start Supplied information

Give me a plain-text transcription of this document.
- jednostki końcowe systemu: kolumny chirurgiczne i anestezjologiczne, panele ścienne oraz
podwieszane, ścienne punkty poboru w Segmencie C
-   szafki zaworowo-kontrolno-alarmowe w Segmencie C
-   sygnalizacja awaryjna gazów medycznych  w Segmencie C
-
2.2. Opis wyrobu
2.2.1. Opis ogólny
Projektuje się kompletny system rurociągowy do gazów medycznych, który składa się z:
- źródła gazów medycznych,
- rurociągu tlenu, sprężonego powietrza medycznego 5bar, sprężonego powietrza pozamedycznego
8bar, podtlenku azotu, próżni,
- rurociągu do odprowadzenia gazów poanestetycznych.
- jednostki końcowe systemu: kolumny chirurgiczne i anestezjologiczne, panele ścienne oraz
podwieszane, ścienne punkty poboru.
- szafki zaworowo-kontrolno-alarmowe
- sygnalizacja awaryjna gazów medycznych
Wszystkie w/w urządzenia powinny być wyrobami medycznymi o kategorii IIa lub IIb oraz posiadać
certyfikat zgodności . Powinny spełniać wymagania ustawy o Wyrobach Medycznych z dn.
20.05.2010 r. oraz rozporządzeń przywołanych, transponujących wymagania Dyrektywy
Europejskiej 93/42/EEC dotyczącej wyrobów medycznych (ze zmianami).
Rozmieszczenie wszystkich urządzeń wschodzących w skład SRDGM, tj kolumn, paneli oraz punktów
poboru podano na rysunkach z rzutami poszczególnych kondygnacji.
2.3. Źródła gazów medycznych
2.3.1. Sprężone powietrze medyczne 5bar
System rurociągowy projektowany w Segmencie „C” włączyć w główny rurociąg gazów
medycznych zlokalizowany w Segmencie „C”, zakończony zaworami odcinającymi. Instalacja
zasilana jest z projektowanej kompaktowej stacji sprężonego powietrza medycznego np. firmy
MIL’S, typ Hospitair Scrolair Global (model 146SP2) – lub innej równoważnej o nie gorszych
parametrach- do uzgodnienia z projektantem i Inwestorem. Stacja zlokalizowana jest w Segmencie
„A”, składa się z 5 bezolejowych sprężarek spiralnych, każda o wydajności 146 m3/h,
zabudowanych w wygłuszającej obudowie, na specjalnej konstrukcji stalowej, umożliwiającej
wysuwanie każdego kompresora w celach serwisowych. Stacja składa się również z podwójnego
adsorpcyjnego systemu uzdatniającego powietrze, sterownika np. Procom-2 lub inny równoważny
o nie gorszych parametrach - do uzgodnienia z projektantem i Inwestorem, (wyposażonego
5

end Supplied information

Check each line of the records above for the string "powietrza", and report every line that has it.

Worked answer.
- rurociągu tlenu, sprężonego powietrza medycznego 5bar, sprężonego powietrza pozamedycznego
zasilana jest z projektowanej kompaktowej stacji sprężonego powietrza medycznego np. firmy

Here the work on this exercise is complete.